**DATASET EXTRACT:**

________________

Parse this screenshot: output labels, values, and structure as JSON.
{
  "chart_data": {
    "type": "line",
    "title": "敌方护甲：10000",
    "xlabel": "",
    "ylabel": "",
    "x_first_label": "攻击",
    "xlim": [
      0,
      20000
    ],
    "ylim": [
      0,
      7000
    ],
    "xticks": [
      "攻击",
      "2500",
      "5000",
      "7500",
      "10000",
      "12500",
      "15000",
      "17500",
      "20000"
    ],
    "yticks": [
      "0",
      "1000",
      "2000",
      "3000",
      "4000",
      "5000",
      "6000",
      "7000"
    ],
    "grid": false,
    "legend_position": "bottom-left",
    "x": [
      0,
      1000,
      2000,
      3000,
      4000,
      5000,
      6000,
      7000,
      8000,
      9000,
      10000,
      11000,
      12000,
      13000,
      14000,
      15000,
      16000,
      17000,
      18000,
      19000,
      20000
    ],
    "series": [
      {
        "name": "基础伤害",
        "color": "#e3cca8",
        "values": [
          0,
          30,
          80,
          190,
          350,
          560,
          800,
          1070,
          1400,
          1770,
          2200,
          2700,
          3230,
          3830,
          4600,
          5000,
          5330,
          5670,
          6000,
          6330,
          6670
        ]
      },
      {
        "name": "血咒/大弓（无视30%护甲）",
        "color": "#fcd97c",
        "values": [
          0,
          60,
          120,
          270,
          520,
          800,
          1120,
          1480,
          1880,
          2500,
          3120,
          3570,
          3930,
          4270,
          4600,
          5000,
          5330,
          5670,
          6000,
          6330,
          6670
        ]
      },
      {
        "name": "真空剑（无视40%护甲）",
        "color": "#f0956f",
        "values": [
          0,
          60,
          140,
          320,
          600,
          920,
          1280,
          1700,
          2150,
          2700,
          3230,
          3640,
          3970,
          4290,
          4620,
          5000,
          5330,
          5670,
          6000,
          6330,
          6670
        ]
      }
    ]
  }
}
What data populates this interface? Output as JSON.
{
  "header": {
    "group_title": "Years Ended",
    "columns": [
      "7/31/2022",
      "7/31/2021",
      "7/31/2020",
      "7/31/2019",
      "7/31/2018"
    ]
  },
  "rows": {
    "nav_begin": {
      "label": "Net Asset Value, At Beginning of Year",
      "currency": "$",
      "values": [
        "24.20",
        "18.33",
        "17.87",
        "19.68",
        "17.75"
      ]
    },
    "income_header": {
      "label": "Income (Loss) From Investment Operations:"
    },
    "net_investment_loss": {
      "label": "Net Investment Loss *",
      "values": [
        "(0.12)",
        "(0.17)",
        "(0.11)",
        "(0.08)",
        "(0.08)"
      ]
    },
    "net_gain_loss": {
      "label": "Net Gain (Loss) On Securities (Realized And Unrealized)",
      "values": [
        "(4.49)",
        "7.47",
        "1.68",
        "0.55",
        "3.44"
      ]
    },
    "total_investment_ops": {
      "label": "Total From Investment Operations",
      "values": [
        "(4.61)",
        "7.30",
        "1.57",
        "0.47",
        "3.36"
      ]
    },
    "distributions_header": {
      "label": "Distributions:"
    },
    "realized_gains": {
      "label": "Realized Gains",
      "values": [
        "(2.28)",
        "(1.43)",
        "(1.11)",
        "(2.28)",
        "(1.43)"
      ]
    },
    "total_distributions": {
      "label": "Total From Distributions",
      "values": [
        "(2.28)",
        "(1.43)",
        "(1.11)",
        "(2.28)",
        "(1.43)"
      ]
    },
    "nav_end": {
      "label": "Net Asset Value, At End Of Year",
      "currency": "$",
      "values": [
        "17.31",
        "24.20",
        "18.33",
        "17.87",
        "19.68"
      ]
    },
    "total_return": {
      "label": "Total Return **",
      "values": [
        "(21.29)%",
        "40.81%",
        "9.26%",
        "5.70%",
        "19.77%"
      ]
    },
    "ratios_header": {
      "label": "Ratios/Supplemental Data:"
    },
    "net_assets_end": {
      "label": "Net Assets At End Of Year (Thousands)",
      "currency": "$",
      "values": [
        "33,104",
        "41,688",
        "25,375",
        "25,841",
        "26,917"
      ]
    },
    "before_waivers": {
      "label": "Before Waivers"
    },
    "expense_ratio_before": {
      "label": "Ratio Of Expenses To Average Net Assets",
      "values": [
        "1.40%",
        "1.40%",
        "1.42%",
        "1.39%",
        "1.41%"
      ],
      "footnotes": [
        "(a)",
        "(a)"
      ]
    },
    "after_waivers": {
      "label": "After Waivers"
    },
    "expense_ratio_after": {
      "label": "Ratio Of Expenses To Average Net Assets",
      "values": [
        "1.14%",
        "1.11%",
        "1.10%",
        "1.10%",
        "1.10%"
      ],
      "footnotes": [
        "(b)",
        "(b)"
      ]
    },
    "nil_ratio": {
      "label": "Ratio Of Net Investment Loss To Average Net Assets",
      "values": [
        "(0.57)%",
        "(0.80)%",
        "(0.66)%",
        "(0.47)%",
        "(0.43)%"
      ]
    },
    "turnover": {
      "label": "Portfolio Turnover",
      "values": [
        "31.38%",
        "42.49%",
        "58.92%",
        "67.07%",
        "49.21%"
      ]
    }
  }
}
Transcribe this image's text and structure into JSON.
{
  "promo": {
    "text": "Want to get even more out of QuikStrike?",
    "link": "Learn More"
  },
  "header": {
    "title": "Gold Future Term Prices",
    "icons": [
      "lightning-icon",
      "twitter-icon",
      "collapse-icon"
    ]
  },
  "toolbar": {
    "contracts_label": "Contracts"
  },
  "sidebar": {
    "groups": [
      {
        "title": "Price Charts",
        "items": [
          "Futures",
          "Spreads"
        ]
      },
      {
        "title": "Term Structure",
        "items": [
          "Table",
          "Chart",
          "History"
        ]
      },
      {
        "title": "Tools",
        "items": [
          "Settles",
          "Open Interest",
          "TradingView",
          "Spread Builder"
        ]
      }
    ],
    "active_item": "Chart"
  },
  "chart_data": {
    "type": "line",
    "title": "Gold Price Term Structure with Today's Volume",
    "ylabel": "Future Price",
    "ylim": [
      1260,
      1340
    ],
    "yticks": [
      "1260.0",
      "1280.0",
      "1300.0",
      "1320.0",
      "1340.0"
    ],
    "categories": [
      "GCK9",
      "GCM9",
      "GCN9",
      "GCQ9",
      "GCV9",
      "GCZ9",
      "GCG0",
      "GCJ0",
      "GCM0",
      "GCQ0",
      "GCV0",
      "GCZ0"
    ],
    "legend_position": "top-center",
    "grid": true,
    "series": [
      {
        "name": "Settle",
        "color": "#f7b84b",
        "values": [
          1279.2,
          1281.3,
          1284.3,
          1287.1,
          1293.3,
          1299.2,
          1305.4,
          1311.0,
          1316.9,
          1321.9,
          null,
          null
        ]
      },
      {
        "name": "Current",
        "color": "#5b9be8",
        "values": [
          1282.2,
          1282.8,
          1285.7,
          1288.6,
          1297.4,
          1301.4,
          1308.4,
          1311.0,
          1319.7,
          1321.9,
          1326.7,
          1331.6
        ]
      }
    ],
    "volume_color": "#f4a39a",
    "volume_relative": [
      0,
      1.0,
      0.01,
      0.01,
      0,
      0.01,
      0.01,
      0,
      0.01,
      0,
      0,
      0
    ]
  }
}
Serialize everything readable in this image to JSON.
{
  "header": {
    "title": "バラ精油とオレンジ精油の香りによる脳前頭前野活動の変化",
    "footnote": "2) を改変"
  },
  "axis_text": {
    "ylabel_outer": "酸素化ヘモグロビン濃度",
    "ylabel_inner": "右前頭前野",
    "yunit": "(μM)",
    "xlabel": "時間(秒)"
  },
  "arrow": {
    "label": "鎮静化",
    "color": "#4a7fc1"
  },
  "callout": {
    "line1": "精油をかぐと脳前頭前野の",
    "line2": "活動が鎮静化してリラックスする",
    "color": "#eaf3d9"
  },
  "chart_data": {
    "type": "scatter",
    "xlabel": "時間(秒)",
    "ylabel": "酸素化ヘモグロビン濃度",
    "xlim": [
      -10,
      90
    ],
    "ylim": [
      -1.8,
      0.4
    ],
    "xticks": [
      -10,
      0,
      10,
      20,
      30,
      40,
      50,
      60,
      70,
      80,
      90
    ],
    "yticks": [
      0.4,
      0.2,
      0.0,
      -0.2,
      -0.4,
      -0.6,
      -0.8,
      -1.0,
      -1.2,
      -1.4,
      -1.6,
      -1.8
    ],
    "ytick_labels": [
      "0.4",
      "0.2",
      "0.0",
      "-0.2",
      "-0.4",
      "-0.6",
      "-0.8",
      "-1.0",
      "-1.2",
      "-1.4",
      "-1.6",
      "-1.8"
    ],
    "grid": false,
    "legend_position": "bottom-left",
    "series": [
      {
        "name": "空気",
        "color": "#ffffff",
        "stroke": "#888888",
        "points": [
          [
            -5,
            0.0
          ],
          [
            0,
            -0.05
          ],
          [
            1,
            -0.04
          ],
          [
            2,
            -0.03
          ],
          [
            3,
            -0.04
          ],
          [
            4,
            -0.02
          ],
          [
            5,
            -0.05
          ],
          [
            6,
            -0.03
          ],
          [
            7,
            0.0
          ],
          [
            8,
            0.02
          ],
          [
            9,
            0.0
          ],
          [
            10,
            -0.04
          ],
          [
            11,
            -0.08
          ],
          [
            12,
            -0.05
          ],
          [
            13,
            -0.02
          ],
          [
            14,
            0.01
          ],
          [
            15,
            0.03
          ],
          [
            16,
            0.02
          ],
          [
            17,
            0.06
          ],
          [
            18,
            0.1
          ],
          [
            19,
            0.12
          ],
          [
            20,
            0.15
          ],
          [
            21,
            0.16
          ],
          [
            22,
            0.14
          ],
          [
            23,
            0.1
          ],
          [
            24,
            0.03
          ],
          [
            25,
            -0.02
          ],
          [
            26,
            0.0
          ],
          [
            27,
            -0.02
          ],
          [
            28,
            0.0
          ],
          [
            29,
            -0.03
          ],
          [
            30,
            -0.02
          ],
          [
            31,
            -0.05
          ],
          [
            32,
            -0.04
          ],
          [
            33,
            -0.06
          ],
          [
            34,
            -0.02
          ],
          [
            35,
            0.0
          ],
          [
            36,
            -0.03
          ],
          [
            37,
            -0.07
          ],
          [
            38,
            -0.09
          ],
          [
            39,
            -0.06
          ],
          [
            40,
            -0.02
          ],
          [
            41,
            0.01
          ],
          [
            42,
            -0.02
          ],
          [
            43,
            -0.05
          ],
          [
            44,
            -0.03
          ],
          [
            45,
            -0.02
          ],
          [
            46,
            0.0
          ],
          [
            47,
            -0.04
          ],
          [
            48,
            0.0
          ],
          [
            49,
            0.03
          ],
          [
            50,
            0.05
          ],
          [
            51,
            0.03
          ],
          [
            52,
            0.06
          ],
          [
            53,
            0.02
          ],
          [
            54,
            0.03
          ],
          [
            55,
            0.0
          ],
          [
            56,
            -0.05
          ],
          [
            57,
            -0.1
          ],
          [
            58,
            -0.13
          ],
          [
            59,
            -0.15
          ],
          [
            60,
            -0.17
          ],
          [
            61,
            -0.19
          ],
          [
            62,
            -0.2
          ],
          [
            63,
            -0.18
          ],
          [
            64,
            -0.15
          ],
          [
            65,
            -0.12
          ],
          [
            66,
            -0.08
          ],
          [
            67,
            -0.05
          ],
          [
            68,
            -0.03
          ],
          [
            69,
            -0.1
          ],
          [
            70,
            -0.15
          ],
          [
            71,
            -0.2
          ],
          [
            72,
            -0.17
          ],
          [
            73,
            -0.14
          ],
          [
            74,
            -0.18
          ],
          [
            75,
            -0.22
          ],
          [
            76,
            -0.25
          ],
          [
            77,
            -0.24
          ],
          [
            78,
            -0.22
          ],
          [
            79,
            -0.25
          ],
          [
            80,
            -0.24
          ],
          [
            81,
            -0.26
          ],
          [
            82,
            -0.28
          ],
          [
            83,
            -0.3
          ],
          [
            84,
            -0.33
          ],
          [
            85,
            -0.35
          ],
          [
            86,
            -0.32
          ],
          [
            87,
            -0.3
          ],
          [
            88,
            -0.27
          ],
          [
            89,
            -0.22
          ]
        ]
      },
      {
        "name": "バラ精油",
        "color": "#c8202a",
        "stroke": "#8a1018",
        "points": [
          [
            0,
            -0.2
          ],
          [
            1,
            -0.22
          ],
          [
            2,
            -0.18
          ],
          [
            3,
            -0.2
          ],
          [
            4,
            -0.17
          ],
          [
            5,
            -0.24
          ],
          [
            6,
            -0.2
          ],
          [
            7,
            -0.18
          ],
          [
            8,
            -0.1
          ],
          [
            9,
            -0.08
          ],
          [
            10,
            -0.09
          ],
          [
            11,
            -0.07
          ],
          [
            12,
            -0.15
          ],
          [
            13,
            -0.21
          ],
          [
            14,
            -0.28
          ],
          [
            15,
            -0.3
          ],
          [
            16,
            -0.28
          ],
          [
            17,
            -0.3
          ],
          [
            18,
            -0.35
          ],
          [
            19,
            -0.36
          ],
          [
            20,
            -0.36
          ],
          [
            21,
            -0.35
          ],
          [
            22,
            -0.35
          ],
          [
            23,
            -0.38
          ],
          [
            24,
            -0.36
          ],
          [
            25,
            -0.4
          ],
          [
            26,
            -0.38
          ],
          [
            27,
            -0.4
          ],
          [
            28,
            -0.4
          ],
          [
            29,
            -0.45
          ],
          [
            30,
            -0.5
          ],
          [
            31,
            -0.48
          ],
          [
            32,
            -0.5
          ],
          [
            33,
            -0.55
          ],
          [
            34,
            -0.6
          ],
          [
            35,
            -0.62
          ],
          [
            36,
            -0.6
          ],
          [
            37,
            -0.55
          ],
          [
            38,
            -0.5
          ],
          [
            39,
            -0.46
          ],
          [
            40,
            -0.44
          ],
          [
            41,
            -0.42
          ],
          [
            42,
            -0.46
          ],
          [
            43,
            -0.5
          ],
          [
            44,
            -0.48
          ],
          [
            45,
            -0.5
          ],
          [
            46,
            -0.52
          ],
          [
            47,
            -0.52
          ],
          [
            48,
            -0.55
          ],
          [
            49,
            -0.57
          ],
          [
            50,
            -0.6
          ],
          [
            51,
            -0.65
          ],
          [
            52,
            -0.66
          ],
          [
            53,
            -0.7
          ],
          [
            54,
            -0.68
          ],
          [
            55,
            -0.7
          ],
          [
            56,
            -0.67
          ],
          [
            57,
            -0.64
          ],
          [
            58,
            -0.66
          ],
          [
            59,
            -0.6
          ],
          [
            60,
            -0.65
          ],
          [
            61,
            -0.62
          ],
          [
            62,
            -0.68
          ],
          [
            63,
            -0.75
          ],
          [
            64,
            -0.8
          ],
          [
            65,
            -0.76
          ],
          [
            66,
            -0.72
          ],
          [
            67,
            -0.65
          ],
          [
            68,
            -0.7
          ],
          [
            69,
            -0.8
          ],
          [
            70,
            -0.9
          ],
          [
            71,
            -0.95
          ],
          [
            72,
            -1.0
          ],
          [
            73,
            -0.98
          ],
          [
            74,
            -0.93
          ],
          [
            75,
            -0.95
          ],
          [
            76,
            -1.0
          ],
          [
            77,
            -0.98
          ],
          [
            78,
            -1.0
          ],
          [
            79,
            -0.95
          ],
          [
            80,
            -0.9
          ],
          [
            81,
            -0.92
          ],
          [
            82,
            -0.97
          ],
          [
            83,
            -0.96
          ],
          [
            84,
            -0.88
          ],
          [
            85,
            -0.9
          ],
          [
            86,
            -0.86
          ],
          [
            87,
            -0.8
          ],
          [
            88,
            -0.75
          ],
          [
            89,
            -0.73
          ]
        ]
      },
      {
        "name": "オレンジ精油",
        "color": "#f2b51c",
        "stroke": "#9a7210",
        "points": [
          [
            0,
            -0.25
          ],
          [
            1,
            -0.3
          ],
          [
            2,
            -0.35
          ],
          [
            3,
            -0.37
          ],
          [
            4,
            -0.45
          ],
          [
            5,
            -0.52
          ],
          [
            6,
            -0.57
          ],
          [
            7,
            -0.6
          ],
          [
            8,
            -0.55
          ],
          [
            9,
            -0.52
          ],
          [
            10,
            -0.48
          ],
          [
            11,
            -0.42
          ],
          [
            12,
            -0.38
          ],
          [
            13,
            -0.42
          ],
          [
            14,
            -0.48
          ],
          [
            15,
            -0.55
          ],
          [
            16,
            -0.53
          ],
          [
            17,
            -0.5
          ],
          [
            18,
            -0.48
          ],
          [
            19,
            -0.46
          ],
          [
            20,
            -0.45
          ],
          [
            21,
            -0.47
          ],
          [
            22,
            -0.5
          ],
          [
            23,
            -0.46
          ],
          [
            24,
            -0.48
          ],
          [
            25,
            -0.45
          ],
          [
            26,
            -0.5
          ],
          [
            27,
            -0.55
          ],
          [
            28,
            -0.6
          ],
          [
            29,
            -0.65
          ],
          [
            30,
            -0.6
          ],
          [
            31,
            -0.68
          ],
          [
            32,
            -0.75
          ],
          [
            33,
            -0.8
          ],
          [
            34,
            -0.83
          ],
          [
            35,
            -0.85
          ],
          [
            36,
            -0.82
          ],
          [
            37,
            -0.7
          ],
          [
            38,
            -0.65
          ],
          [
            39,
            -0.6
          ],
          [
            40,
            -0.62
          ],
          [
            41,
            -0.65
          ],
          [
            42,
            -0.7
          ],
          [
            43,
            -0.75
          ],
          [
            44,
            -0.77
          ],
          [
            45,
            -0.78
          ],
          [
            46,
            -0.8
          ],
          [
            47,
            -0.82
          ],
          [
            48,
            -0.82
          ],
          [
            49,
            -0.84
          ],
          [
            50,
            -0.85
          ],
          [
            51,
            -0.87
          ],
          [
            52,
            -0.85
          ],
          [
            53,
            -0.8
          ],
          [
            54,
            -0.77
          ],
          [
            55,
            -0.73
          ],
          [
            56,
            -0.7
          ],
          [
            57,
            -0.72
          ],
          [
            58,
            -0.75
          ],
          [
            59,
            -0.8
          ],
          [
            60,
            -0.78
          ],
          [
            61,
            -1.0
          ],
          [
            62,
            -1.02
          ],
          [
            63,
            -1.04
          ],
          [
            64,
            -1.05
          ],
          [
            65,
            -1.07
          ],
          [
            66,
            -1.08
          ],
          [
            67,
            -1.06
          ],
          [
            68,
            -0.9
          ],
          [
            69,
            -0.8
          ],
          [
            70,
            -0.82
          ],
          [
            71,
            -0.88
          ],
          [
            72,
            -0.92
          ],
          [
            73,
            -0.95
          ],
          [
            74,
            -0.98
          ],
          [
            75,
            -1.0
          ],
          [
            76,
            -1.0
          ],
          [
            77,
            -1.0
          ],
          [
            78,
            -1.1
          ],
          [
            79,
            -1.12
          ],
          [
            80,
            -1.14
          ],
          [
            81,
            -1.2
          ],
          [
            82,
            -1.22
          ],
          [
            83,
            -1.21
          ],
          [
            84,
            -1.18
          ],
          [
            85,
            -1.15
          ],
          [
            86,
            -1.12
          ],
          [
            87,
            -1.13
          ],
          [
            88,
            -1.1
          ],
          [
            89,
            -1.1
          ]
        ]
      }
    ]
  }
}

________________

State the number of lines above that hold the string "Gold", with nothing added.

2